* **EXERCISE**
Extract every entry word for word. Skip the pictures.

# Start of DATA SHOWN

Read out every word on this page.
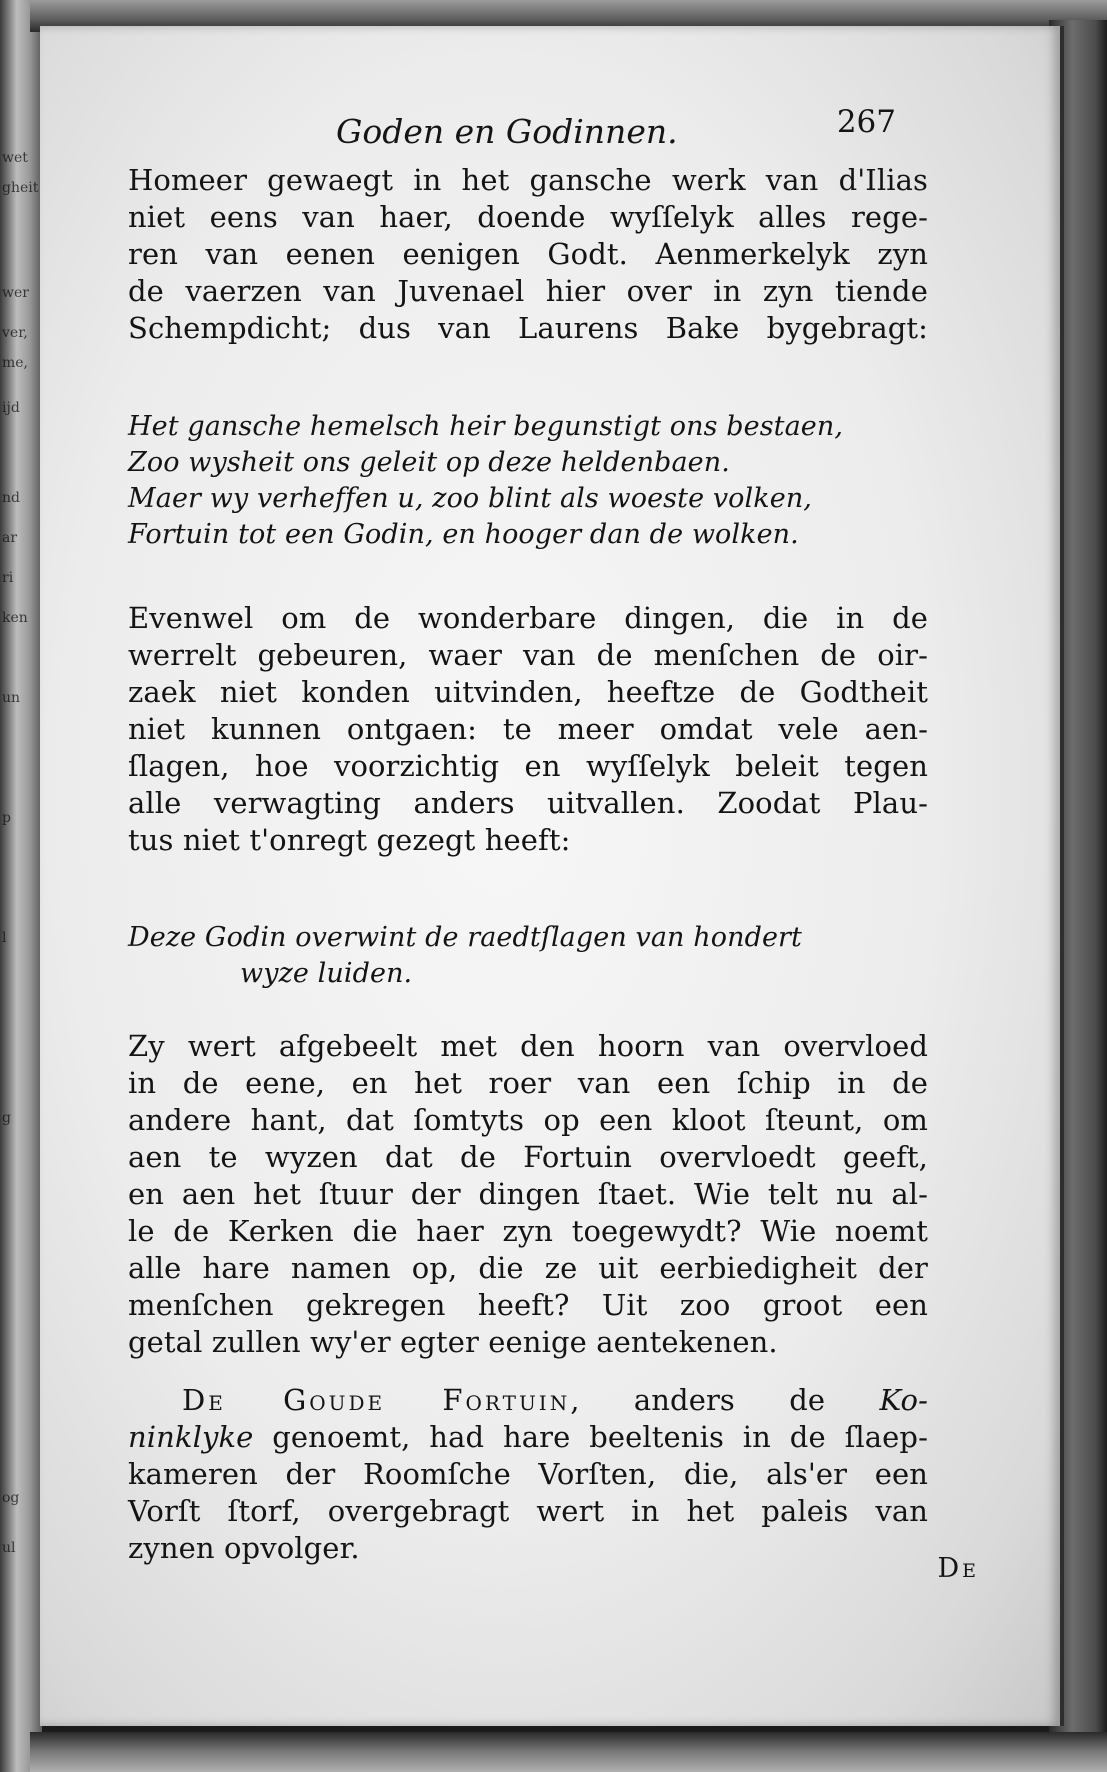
wet
gheit
wer
ver,
me,
ijd
nd
ar
ri
ken
un
p
l
g
og
ul
Goden en Godinnen.	267
Homeer gewaegt in het gansche werk van d'Ilias
niet eens van haer, doende wyſſelyk alles rege-
ren van eenen eenigen Godt. Aenmerkelyk zyn
de vaerzen van Juvenael hier over in zyn tiende
Schempdicht; dus van Laurens Bake bygebragt:
Het gansche hemelsch heir begunstigt ons bestaen,
Zoo wysheit ons geleit op deze heldenbaen.
Maer wy verheffen u, zoo blint als woeste volken,
Fortuin tot een Godin, en hooger dan de wolken.
Evenwel om de wonderbare dingen, die in de
werrelt gebeuren, waer van de menſchen de oir-
zaek niet konden uitvinden, heeftze de Godtheit
niet kunnen ontgaen: te meer omdat vele aen-
ſlagen, hoe voorzichtig en wyſſelyk beleit tegen
alle verwagting anders uitvallen. Zoodat Plau-
tus niet t'onregt gezegt heeft:
Deze Godin overwint de raedtſlagen van hondert
wyze luiden.
Zy wert afgebeelt met den hoorn van overvloed
in de eene, en het roer van een ſchip in de
andere hant, dat ſomtyts op een kloot ſteunt, om
aen te wyzen dat de Fortuin overvloedt geeft,
en aen het ſtuur der dingen ſtaet. Wie telt nu al-
le de Kerken die haer zyn toegewydt? Wie noemt
alle hare namen op, die ze uit eerbiedigheit der
menſchen gekregen heeft? Uit zoo groot een
getal zullen wy'er egter eenige aentekenen.
De Goude Fortuin, anders de Ko-
ninklyke genoemt, had hare beeltenis in de ſlaep-
kameren der Roomſche Vorſten, die, als'er een
Vorſt ſtorf, overgebragt wert in het paleis van
zynen opvolger.
De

# End of DATA SHOWN

* **FULL RESPONSE**
Read out every word on this page.
wet
gheit
wer
ver,
me,
ijd
nd
ar
ri
ken
un
p
l
g
og
ul
Goden en Godinnen.	267
Homeer gewaegt in het gansche werk van d'Ilias
niet eens van haer, doende wyſſelyk alles rege-
ren van eenen eenigen Godt. Aenmerkelyk zyn
de vaerzen van Juvenael hier over in zyn tiende
Schempdicht; dus van Laurens Bake bygebragt:
Het gansche hemelsch heir begunstigt ons bestaen,
Zoo wysheit ons geleit op deze heldenbaen.
Maer wy verheffen u, zoo blint als woeste volken,
Fortuin tot een Godin, en hooger dan de wolken.
Evenwel om de wonderbare dingen, die in de
werrelt gebeuren, waer van de menſchen de oir-
zaek niet konden uitvinden, heeftze de Godtheit
niet kunnen ontgaen: te meer omdat vele aen-
ſlagen, hoe voorzichtig en wyſſelyk beleit tegen
alle verwagting anders uitvallen. Zoodat Plau-
tus niet t'onregt gezegt heeft:
Deze Godin overwint de raedtſlagen van hondert
wyze luiden.
Zy wert afgebeelt met den hoorn van overvloed
in de eene, en het roer van een ſchip in de
andere hant, dat ſomtyts op een kloot ſteunt, om
aen te wyzen dat de Fortuin overvloedt geeft,
en aen het ſtuur der dingen ſtaet. Wie telt nu al-
le de Kerken die haer zyn toegewydt? Wie noemt
alle hare namen op, die ze uit eerbiedigheit der
menſchen gekregen heeft? Uit zoo groot een
getal zullen wy'er egter eenige aentekenen.
De Goude Fortuin, anders de Ko-
ninklyke genoemt, had hare beeltenis in de ſlaep-
kameren der Roomſche Vorſten, die, als'er een
Vorſt ſtorf, overgebragt wert in het paleis van
zynen opvolger.
De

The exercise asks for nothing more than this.